Job »
Present each line of the entries below that holds the word "kung".

* BEGIN Material shown *

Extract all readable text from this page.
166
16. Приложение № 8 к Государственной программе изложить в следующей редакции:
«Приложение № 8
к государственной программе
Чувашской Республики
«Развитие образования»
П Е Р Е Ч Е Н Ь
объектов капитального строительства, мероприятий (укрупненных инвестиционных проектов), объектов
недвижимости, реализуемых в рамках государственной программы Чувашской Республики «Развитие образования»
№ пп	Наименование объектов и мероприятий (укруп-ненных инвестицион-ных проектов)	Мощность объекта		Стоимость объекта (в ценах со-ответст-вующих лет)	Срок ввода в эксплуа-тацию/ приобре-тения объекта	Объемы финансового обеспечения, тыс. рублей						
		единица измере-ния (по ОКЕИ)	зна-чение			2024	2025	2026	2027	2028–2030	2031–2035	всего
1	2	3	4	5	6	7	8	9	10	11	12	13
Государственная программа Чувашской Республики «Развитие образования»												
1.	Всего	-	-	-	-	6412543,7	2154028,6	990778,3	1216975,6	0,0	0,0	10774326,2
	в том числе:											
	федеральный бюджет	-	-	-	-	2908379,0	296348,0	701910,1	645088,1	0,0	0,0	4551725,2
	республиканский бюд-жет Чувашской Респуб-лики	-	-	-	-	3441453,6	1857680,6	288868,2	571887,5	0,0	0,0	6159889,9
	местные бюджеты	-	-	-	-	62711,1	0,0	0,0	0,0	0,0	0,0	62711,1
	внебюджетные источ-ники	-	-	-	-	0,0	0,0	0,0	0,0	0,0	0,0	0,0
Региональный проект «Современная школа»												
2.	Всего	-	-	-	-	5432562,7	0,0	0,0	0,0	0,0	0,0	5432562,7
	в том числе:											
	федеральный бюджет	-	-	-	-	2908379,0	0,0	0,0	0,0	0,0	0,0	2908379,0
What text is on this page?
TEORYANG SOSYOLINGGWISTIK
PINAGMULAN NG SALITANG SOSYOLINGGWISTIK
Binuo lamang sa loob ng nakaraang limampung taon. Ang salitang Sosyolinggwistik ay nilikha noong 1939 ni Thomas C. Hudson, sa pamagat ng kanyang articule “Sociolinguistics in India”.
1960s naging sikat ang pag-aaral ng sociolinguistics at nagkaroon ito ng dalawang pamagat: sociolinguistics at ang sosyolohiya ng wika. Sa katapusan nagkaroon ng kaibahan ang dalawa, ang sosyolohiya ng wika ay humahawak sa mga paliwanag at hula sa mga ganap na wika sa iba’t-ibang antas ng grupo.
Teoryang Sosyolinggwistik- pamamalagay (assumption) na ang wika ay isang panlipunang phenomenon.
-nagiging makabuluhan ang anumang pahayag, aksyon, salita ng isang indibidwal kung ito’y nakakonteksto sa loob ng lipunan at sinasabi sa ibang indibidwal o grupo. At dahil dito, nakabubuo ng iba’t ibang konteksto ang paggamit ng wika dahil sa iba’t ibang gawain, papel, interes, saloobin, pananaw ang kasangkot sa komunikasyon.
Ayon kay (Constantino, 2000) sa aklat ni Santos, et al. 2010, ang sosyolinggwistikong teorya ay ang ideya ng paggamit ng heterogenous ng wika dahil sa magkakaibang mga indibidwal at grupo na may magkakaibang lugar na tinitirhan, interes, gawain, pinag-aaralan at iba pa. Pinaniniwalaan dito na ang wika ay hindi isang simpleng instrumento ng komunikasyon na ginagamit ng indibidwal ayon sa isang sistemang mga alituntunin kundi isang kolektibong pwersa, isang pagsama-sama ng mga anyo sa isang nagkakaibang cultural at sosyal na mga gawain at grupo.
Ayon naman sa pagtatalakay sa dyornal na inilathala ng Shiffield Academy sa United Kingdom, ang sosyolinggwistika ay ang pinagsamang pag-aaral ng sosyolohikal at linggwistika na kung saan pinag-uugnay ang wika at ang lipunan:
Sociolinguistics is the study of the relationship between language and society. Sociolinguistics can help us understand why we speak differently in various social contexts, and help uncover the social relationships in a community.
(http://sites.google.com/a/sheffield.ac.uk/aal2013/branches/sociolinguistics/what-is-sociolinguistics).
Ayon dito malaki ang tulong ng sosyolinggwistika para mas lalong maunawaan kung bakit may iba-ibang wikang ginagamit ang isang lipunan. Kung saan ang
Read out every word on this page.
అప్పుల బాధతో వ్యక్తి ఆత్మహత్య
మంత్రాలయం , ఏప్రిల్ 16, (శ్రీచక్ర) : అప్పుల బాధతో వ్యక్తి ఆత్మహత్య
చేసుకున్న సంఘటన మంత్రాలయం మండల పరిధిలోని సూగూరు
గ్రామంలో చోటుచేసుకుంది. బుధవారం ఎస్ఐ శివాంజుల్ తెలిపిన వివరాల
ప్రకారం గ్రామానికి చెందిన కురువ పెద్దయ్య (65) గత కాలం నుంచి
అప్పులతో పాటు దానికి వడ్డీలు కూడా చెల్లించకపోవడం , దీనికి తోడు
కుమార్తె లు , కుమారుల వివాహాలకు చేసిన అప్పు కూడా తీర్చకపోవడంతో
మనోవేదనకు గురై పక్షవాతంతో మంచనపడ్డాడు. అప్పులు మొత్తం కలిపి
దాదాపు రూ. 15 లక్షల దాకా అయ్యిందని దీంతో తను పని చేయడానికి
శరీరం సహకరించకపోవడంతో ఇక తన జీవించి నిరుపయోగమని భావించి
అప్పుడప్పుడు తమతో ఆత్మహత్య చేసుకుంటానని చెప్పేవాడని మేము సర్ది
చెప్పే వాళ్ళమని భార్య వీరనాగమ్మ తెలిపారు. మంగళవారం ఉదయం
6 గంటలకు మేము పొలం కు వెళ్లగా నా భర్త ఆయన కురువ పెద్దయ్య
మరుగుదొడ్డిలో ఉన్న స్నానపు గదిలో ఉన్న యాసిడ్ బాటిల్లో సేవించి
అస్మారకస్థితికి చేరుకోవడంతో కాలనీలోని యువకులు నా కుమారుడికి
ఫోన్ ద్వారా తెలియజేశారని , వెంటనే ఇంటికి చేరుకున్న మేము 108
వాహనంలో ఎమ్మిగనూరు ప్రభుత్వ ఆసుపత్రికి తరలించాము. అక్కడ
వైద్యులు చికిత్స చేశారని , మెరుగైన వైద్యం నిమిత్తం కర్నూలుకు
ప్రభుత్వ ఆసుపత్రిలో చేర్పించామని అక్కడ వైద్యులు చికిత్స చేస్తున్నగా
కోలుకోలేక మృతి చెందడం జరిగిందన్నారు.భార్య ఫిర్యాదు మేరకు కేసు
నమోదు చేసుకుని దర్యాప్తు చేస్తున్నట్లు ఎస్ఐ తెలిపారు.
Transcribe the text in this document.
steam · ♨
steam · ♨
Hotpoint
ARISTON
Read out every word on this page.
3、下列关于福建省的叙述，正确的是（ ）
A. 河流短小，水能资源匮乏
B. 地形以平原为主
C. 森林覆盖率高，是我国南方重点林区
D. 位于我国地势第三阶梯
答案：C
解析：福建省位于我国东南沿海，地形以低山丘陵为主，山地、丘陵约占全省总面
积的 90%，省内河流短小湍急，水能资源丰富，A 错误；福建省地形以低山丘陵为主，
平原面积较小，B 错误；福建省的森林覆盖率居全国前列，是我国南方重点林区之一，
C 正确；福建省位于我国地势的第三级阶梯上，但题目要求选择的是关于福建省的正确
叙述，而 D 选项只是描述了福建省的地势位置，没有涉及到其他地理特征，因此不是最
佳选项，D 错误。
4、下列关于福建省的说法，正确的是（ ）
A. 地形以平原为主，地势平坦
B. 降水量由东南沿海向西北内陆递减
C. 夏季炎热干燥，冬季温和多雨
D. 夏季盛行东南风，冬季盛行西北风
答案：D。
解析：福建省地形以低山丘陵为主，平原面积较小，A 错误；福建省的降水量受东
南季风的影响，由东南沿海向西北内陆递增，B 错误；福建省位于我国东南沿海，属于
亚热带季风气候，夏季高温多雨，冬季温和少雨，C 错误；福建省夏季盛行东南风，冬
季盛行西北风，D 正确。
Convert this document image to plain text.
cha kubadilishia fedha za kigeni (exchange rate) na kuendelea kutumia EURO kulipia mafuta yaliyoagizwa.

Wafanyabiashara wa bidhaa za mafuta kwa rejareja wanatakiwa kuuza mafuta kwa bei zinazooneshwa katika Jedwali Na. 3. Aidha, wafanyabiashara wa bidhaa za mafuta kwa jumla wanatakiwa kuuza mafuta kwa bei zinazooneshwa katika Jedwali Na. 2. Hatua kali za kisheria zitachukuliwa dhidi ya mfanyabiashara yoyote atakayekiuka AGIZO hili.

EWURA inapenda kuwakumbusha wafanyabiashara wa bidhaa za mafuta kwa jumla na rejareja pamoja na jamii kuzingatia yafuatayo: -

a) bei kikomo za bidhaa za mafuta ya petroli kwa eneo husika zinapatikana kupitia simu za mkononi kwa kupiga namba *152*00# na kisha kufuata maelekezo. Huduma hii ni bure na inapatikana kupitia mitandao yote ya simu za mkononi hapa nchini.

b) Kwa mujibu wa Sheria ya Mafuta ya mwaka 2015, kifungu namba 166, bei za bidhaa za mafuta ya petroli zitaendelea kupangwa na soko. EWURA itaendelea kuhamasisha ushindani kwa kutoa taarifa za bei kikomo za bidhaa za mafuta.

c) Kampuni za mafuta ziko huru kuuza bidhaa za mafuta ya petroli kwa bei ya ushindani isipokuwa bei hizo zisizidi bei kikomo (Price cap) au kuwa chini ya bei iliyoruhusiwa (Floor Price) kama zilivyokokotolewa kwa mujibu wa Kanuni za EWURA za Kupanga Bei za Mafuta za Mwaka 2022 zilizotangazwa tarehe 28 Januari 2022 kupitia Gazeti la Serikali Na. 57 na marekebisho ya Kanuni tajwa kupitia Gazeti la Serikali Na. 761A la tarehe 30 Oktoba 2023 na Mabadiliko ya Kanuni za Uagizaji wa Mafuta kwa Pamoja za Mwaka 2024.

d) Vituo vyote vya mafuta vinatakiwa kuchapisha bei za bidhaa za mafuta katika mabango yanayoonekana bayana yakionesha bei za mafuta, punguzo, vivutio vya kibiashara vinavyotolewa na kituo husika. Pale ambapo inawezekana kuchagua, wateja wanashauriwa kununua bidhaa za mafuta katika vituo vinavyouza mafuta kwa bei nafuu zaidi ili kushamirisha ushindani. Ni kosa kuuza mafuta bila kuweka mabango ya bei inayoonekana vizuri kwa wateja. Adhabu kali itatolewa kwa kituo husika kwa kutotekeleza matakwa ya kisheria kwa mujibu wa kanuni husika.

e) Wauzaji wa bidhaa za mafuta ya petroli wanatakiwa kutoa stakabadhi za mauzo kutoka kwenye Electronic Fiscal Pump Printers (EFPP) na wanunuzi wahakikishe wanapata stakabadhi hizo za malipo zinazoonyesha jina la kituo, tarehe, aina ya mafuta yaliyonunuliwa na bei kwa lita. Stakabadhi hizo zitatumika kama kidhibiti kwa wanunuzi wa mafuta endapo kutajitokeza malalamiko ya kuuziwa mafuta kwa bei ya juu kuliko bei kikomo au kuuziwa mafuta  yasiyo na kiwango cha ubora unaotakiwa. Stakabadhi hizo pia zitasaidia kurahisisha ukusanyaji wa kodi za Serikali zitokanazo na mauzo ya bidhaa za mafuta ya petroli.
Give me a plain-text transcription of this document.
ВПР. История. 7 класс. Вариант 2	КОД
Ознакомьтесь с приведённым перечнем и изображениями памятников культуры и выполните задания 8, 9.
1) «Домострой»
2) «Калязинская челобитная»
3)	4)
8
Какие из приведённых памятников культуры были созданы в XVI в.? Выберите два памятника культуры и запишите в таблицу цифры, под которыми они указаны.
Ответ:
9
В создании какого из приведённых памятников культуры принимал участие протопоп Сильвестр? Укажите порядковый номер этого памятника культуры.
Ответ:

* END Material shown *

Response to the exercise »
-nagiging makabuluhan ang anumang pahayag, aksyon, salita ng isang indibidwal kung ito’y nakakonteksto sa loob ng lipunan at sinasabi sa ibang indibidwal o grupo. At dahil dito, nakabubuo ng iba’t ibang konteksto ang paggamit ng wika dahil sa iba’t ibang gawain, papel, interes, saloobin, pananaw ang kasangkot sa komunikasyon.
Ayon naman sa pagtatalakay sa dyornal na inilathala ng Shiffield Academy sa United Kingdom, ang sosyolinggwistika ay ang pinagsamang pag-aaral ng sosyolohikal at linggwistika na kung saan pinag-uugnay ang wika at ang lipunan:
Ayon dito malaki ang tulong ng sosyolinggwistika para mas lalong maunawaan kung bakit may iba-ibang wikang ginagamit ang isang lipunan. Kung saan ang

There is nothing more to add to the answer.